*WHAT IS NEEDED*: Records follow. Select each line holding "more".

=======

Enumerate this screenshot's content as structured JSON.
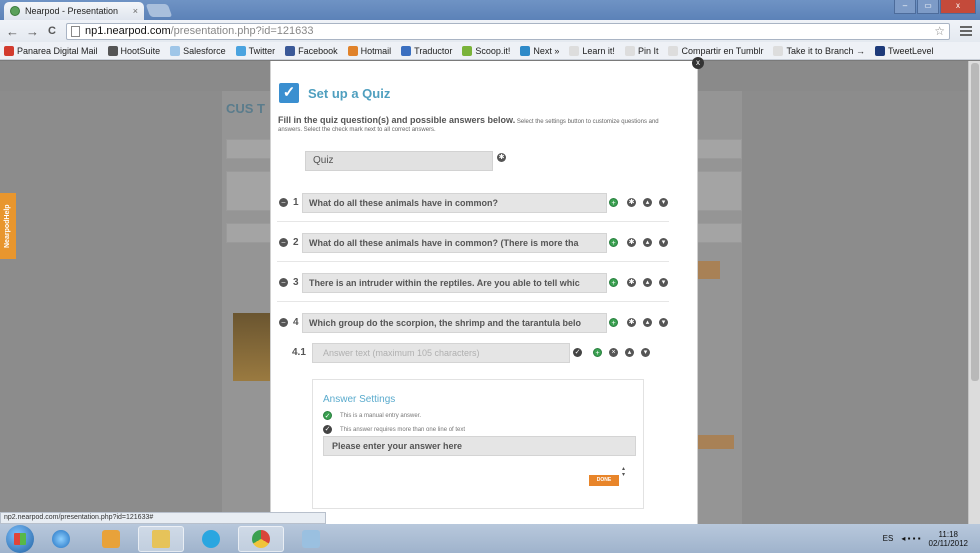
{
  "browser": {
    "tab_title": "Nearpod - Presentation",
    "tab_close": "×",
    "url_host": "np1.nearpod.com",
    "url_path": "/presentation.php?id=121633",
    "back": "←",
    "forward": "→",
    "reload": "C",
    "star": "☆",
    "win_min": "–",
    "win_max": "▭",
    "win_close": "x",
    "bookmarks": [
      {
        "label": "Panarea Digital Mail",
        "color": "#d23b2e"
      },
      {
        "label": "HootSuite",
        "color": "#555555"
      },
      {
        "label": "Salesforce",
        "color": "#9fc6e8"
      },
      {
        "label": "Twitter",
        "color": "#4aa3df"
      },
      {
        "label": "Facebook",
        "color": "#3b5998"
      },
      {
        "label": "Hotmail",
        "color": "#e0822a"
      },
      {
        "label": "Traductor",
        "color": "#3a6fc0"
      },
      {
        "label": "Scoop.it!",
        "color": "#7ab33a"
      },
      {
        "label": "Next »",
        "color": "#2e8ac8"
      },
      {
        "label": "Learn it!",
        "color": "#dddddd"
      },
      {
        "label": "Pin It",
        "color": "#dddddd"
      },
      {
        "label": "Compartir en Tumblr",
        "color": "#dddddd"
      },
      {
        "label": "Take it to Branch →",
        "color": "#dddddd"
      },
      {
        "label": "TweetLevel",
        "color": "#1d3a7a"
      }
    ],
    "status_url": "np2.nearpod.com/presentation.php?id=121633#"
  },
  "background": {
    "title": "CUS T",
    "side_tab": "NearpodHelp"
  },
  "modal": {
    "close": "x",
    "title": "Set up a Quiz",
    "instructions_bold": "Fill in the quiz question(s) and possible answers below.",
    "instructions_rest": "Select the settings button to customize questions and answers. Select the check mark next to all correct answers.",
    "quiz_name": "Quiz",
    "questions": [
      {
        "num": "1",
        "text": "What do all these animals have in common?"
      },
      {
        "num": "2",
        "text": "What do all these animals have in common? (There is more tha"
      },
      {
        "num": "3",
        "text": "There is an intruder within the reptiles. Are you able to tell whic"
      },
      {
        "num": "4",
        "text": "Which group do the scorpion, the shrimp and the tarantula belo"
      }
    ],
    "answer": {
      "num": "4.1",
      "placeholder": "Answer text (maximum 105 characters)"
    },
    "settings": {
      "title": "Answer Settings",
      "opt1": "This is a manual entry answer.",
      "opt2": "This answer requires more than one line of text",
      "input_value": "Please enter your answer here",
      "done": "DONE"
    }
  },
  "taskbar": {
    "lang": "ES",
    "time": "11:18",
    "date": "02/11/2012"
  }
}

=======

*OUTPUT FOR THIS TASK*:
        "text": "What do all these animals have in common? (There is more tha"
      "opt2": "This answer requires more than one line of text",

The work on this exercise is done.